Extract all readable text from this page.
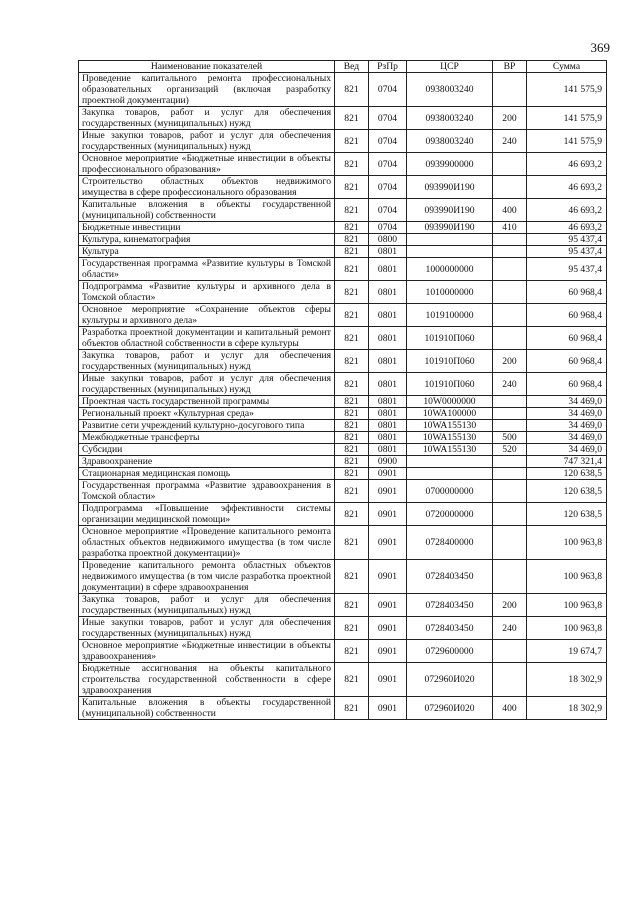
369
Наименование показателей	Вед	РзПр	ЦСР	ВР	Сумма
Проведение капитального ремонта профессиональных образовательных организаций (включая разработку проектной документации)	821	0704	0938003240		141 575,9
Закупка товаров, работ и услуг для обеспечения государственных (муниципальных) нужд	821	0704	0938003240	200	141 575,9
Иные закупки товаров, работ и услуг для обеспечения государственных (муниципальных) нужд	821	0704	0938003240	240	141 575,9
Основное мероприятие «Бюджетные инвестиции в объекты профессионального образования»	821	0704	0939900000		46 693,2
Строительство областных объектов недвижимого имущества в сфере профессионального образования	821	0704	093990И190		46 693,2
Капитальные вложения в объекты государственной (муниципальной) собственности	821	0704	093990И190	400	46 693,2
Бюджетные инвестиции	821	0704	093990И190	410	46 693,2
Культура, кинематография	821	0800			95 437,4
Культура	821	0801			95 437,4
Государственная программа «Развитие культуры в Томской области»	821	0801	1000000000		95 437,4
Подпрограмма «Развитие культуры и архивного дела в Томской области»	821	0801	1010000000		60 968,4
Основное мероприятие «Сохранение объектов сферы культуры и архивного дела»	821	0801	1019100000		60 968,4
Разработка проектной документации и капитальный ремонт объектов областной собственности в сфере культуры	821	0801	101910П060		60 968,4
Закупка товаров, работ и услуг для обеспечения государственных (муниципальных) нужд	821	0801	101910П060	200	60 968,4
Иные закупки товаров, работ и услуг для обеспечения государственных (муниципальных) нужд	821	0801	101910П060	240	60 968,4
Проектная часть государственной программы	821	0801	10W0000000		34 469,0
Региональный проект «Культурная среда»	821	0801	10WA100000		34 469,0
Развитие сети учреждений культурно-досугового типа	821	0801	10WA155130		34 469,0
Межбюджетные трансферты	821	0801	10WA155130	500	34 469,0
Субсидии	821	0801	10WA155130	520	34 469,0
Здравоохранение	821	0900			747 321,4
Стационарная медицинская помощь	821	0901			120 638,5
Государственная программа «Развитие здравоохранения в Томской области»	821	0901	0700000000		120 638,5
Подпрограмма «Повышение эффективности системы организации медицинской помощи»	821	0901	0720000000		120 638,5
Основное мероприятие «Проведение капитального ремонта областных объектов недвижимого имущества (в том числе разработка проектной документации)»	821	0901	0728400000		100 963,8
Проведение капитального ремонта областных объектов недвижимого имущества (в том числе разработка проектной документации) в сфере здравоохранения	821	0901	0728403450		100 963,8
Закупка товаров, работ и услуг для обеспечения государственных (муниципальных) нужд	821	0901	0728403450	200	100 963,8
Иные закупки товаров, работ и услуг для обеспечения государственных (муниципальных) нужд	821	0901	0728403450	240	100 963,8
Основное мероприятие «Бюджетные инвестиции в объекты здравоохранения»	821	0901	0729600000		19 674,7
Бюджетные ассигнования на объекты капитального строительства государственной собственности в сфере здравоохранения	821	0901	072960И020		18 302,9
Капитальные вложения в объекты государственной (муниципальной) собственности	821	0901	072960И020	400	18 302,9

▶ _EXERCISE OBJECTIVE_: Copy out all lines from the material above that contain the string "документации".

▶ _SOLUTION BELOW_:
Проведение капитального ремонта профессиональных образовательных организаций (включая разработку проектной документации)	821	0704	0938003240		141 575,9
Разработка проектной документации и капитальный ремонт объектов областной собственности в сфере культуры	821	0801	101910П060		60 968,4
Основное мероприятие «Проведение капитального ремонта областных объектов недвижимого имущества (в том числе разработка проектной документации)»	821	0901	0728400000		100 963,8
Проведение капитального ремонта областных объектов недвижимого имущества (в том числе разработка проектной документации) в сфере здравоохранения	821	0901	0728403450		100 963,8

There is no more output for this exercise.